**Tasks for this exercise**
**A.** In the spirometer study abstract, how many healthy nonsmokers did the forced expiratory manoeuvres?
**B.** Repeat the passage of the spirometer study abstract starting at "The aim of this" and ending at "measured lung function.".
**C.** Pick up the spirometer study abstract after its last sentence and continue it.

**Text under study**
[Start of section]
Depts of ¹ Radiology (E010), ³ Biostatistics (C060), and ⁴ Medical Physics in Radiology (E020), Deutsches Krebsforschungszentrum (DKFZ), Im Neuenheimer Feld 280, Heidelberg, ² Research in Respiratory Diagnostics, Berlin, and ⁵ University Hospital Schleswig Holstein, Kiel, Germany.

CORRESPONDENCE: M. Eichinger, Dept. of Radiology (E010), Deutsches Krebsforschungszentrum (DKFZ), Im Neuenheimer Feld 280, 69120 Heidelberg, Germany. Fax: 49 6221422462. E-mail: m.eichinger{at}dkfz.de

Keywords: Body posture, dynamic magnetic resonance imaging, lung, lung function tests, magnetic resonance-compatible-spirometry, pulmonary mechanics

Received: April 5, 2007
Accepted August 2, 2007

The aim of this study was to assess the feasibility and accuracy of a novel magnetic resonance-compatible (MRc)-spirometer. The influence of body posture, magnetic resonance (MR)-setting and image acquisition on lung function was evaluated. Dynamic MR imaging (dMRI) was compared with simultaneously measured lung function.

The development of the MRc-spirometer was based on a commercial spirometer and evaluated by flow-generator measurements and forced expiratory manoeuvres in 34 healthy nonsmokers (17 females and 17 males, mean age 32.9 yrs). Mean differences between forced expiratory volume in one second (FEV₁) and forced vital capacity (FVC) were calculated and a sample paired t-test and Bland–Altman plots were generated. A total of 11 subjects underwent different subsequent MRc-spirometric measurements to assess the influence of the components of the MR system on lung function.
[End of section]
**Given data**
[Start of section]
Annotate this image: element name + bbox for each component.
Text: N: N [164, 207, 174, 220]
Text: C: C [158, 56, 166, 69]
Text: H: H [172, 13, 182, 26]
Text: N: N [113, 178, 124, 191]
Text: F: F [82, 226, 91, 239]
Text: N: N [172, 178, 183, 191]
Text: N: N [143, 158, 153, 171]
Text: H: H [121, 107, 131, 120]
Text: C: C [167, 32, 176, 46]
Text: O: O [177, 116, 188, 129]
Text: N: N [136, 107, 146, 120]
[End of section]
**Responses by item number**
**A.** 34 healthy nonsmokers (17 females and 17 males, mean age 32.9 yrs).

**B.**
The aim of this study was to assess the feasibility and accuracy of a novel magnetic resonance-compatible (MRc)-spirometer. The influence of body posture, magnetic resonance (MR)-setting and image acquisition on lung function was evaluated. Dynamic MR imaging (dMRI) was compared with simultaneously measured lung function.

**C.**
The mean (95% confidence interval) difference of FEV₁ and FVC between the two systems was 0.004 (-0.04–0.04) L and 0.018 (-0.05–0.09) L, respectively. In the subgroup analysis, an influence of the MR-system on FEV₁ was found. FEV₁ correlated well with the dMRI measurement of the apico-diaphragmatic distance-change after the first second of forced expiration (r = 0.72).

In conclusion, magnetic resonance-compatible-spirometry is feasible, reliable and safe. The magnetic resonance-setting only has a small influence on simultaneously measured forced expiratory volume in one second. Dynamic magnetic resonance imaging measurements correlate well with simultaneously acquired lung function parameters.